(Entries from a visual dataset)
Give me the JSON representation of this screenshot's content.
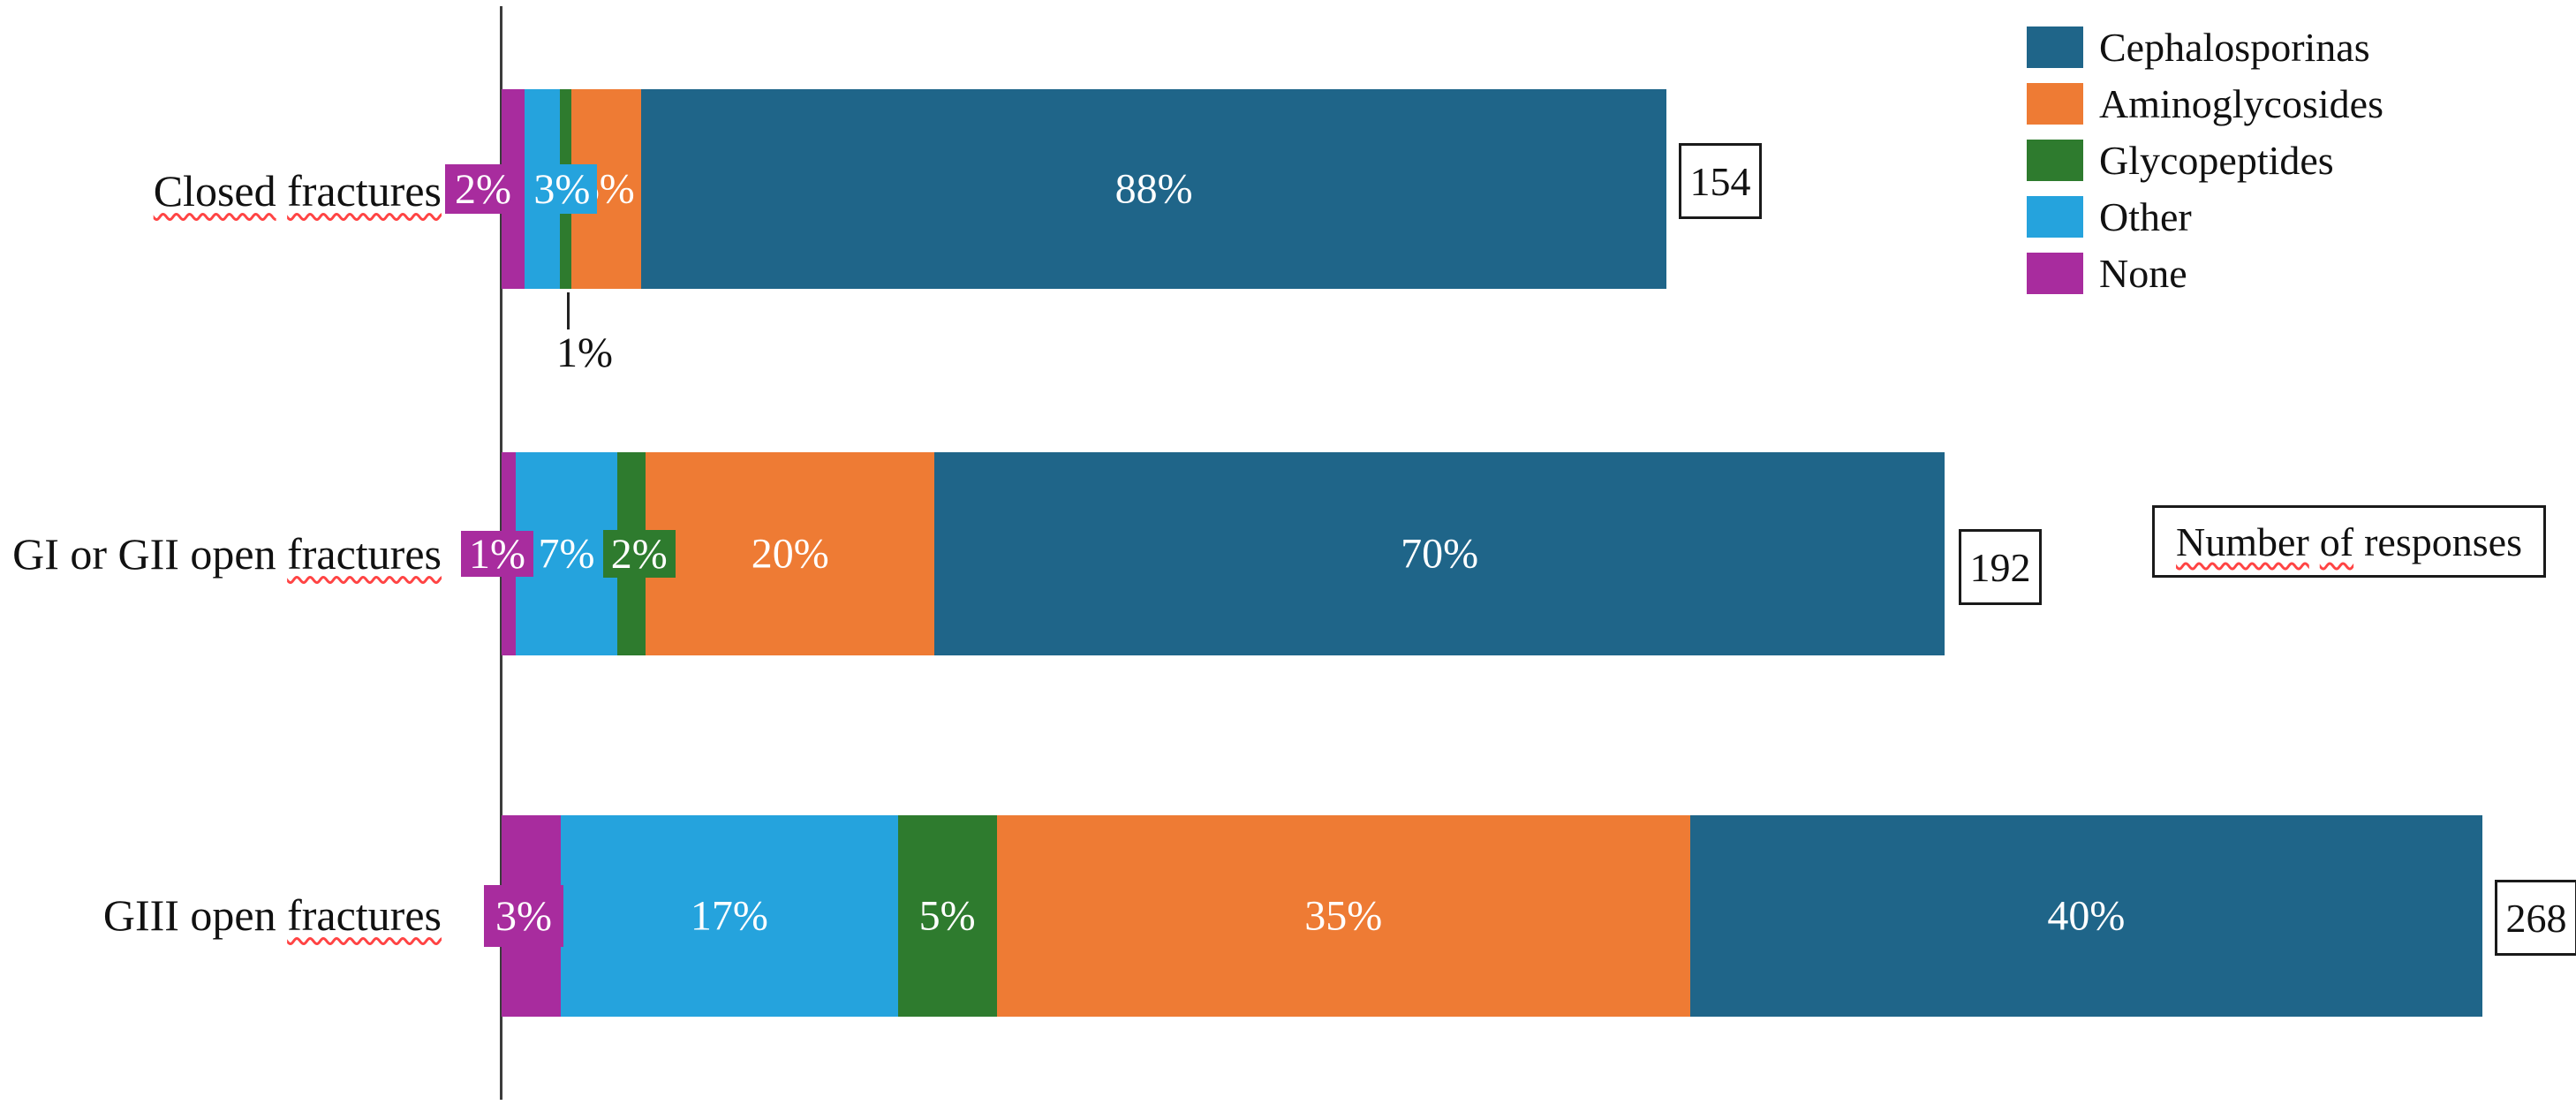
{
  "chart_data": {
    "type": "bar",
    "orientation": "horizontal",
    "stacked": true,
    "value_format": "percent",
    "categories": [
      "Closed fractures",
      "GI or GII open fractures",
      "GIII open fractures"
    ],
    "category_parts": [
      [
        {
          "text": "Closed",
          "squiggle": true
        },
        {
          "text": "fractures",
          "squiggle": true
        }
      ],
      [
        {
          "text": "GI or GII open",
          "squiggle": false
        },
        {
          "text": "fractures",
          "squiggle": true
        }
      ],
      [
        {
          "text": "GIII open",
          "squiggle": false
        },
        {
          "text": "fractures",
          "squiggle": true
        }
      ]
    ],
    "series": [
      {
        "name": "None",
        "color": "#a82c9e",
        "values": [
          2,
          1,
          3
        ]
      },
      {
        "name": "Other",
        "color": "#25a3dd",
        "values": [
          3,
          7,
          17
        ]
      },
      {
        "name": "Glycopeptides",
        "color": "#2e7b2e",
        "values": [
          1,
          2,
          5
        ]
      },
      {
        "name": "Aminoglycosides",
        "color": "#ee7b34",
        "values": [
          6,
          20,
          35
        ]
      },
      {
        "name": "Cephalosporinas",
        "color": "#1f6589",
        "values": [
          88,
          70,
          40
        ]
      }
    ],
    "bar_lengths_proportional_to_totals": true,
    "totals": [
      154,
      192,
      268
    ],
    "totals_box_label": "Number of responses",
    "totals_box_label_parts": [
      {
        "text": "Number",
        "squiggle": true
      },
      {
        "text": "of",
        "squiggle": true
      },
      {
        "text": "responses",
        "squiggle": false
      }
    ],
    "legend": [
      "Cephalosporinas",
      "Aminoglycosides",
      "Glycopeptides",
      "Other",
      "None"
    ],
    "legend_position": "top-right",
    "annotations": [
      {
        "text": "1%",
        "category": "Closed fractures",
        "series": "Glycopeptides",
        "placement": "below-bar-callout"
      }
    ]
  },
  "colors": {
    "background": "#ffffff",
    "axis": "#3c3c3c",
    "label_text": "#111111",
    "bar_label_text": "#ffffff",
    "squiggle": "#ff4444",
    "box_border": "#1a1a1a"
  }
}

---

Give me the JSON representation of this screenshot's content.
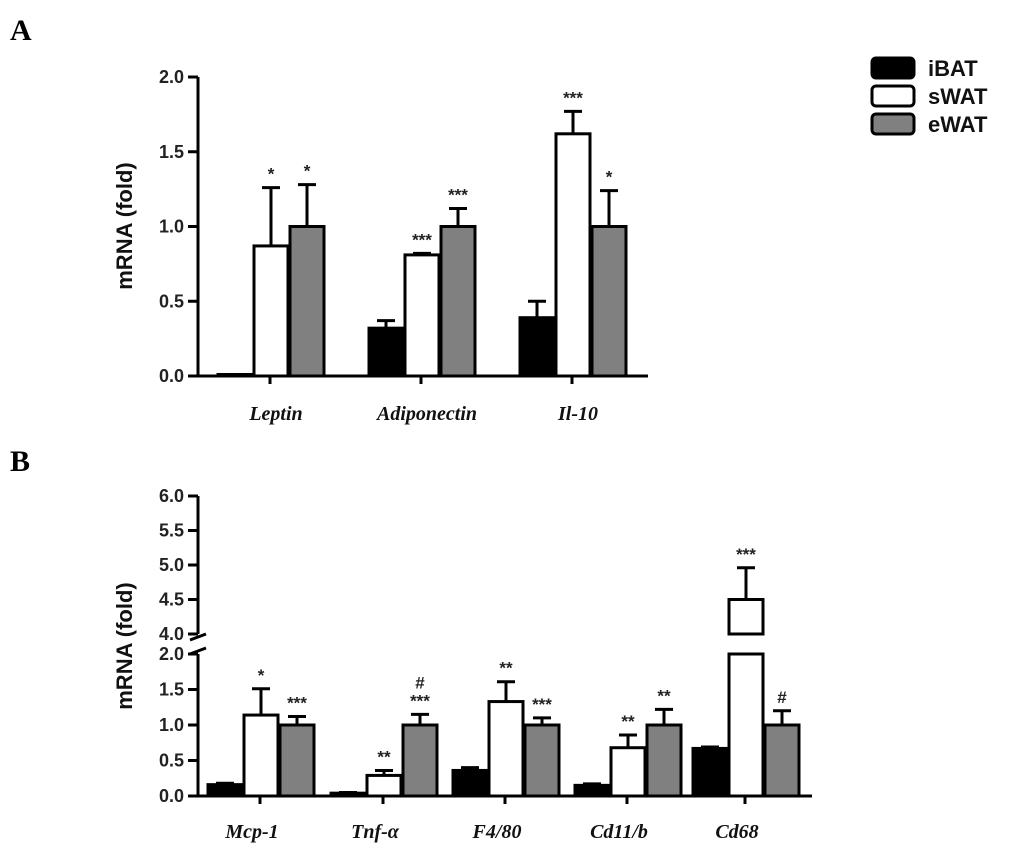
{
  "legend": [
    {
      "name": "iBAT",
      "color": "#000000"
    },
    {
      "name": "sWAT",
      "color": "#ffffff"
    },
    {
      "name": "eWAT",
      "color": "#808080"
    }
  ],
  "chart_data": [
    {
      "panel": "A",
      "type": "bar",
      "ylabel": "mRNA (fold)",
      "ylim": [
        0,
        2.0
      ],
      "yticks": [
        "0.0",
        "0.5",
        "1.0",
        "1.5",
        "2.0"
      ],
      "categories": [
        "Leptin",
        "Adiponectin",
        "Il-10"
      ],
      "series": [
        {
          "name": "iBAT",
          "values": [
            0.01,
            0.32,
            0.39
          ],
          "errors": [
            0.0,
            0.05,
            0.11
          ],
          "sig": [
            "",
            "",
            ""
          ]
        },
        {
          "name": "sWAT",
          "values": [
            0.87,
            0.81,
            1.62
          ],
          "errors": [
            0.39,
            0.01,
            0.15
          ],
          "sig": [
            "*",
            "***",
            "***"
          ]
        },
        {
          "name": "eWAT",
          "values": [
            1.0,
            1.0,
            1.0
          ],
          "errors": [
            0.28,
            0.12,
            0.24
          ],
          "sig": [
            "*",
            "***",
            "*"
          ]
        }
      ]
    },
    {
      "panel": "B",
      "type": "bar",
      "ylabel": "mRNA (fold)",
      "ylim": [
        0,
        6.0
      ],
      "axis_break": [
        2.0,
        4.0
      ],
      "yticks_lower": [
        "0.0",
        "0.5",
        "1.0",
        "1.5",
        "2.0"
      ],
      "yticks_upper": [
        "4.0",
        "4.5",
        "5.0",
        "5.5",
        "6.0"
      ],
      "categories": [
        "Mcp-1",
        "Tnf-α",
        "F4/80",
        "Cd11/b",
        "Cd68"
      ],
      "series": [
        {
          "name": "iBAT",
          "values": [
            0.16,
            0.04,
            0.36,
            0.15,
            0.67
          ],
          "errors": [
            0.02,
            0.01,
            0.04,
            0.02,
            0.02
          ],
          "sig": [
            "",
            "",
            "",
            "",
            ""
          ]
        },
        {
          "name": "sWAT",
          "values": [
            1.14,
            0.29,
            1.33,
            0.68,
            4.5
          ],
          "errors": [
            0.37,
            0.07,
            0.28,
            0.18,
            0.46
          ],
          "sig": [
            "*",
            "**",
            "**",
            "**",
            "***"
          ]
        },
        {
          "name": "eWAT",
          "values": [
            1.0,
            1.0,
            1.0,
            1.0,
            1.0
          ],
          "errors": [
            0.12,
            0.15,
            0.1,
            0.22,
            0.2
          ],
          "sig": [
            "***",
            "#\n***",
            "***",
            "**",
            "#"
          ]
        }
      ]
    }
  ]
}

DESCRIPTION OF THE TASK
Within the records above, each line containing "Cephalosporinas" is to be returned.

ANSWER
        "name": "Cephalosporinas",
      "Cephalosporinas",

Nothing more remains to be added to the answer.